### SHORT PROBLEM
In the lines below, how many hold the word "switch"? Answer only with the number.

===== MATERIAL FOR THE TASK

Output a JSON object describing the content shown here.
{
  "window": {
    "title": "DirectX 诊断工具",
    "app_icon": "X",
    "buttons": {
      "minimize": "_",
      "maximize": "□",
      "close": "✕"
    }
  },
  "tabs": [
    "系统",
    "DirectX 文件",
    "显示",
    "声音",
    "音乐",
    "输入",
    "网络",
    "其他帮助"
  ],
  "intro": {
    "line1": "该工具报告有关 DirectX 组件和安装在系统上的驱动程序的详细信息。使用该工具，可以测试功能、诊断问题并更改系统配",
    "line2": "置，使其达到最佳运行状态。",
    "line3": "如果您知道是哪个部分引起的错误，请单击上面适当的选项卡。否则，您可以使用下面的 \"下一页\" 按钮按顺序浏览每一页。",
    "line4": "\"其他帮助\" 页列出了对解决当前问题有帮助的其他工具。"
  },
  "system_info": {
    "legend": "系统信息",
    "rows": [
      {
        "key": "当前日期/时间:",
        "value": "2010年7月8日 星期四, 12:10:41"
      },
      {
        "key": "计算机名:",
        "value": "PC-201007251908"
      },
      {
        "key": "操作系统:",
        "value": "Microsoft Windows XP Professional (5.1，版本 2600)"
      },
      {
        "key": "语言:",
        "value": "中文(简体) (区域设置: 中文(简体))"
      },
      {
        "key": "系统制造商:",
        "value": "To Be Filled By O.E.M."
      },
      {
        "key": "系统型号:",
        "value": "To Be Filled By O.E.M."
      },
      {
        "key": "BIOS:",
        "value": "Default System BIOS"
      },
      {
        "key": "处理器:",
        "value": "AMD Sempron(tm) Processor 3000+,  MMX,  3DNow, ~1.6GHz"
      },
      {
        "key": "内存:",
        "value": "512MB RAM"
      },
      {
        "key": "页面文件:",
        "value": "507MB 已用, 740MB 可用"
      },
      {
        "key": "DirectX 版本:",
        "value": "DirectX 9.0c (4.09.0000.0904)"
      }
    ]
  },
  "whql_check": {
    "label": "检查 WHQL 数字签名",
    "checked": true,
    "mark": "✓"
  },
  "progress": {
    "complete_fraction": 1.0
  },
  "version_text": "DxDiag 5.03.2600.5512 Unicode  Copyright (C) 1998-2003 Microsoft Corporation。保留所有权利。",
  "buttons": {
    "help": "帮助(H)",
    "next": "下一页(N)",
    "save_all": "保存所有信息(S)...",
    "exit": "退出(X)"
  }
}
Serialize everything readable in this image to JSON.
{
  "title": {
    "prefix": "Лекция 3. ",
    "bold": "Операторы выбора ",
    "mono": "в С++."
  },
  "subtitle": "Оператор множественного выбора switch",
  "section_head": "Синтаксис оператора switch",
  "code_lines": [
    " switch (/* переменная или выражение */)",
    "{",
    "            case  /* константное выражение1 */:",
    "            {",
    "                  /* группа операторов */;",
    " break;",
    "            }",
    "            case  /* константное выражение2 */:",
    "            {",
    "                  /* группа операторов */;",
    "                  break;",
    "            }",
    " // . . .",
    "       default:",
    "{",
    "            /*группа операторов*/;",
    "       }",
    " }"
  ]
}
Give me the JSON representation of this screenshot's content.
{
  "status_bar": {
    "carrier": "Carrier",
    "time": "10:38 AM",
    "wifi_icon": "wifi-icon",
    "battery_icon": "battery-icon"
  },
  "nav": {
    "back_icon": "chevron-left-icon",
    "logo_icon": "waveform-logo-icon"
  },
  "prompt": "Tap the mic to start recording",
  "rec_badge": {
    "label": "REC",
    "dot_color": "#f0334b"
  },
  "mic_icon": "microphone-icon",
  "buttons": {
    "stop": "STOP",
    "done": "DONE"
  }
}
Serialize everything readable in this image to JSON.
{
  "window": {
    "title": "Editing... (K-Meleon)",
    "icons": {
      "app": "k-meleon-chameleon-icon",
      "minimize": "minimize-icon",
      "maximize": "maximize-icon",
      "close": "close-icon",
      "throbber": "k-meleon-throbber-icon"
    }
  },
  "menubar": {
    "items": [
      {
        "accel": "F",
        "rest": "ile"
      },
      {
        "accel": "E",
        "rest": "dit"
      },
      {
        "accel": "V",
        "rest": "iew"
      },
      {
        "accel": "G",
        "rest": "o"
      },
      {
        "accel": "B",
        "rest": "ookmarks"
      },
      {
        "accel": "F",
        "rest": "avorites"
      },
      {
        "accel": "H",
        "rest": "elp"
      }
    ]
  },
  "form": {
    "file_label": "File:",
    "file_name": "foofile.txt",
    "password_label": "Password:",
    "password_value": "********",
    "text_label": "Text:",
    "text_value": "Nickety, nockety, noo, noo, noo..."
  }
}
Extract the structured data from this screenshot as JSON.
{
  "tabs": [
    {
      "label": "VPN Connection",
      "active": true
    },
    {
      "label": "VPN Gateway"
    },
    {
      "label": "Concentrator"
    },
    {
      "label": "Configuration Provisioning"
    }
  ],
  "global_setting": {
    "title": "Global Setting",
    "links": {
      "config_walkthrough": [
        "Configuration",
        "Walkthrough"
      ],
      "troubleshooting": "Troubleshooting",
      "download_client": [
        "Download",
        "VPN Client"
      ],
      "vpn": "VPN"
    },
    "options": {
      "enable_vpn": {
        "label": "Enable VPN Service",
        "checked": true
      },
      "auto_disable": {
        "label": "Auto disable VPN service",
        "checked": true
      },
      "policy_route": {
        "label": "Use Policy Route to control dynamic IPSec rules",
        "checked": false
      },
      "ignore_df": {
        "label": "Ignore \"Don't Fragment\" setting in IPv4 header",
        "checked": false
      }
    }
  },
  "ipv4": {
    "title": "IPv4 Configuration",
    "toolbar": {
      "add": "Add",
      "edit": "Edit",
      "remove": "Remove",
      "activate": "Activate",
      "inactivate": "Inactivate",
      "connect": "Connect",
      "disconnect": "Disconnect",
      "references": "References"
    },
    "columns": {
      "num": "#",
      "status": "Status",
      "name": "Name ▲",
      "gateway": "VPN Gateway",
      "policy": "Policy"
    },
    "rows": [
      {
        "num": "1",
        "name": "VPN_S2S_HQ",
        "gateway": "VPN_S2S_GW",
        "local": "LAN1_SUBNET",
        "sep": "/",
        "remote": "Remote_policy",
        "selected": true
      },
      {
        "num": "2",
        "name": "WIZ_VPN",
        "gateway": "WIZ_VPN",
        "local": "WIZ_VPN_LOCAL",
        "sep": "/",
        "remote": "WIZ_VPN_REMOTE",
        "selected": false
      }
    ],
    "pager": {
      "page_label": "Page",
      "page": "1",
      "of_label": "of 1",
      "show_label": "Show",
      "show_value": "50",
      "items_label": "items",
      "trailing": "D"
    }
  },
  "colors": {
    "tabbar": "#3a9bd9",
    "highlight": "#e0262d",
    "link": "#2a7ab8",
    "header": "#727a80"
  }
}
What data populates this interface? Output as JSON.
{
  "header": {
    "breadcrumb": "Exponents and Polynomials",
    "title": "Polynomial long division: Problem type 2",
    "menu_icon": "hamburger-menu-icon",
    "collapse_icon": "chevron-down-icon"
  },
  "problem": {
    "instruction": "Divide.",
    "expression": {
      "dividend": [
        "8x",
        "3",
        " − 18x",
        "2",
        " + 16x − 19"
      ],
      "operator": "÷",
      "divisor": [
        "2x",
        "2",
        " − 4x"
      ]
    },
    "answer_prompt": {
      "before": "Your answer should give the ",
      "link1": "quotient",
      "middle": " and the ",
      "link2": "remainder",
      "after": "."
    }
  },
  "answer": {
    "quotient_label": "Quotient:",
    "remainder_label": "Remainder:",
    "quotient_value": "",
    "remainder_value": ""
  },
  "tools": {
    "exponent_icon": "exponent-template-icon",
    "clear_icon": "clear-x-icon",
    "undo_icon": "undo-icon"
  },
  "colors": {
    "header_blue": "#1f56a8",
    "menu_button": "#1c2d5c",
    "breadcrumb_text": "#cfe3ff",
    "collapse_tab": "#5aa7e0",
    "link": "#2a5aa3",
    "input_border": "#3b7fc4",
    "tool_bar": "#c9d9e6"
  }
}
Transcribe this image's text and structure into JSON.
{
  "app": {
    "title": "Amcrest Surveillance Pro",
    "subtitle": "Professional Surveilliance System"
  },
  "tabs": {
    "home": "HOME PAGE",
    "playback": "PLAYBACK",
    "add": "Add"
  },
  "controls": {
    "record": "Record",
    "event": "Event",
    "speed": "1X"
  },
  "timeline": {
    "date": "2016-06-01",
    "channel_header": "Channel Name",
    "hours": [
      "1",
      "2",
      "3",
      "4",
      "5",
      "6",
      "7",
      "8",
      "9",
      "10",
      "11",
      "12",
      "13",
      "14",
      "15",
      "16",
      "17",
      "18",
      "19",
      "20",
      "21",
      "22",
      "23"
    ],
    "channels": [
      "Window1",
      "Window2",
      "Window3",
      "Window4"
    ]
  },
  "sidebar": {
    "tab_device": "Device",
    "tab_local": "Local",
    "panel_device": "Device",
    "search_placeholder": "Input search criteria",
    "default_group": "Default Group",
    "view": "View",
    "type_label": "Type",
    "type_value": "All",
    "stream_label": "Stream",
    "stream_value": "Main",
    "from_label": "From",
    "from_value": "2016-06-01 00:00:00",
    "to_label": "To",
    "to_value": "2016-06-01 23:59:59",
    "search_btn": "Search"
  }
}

==========

### SOLUTION FOR THIS TASK
3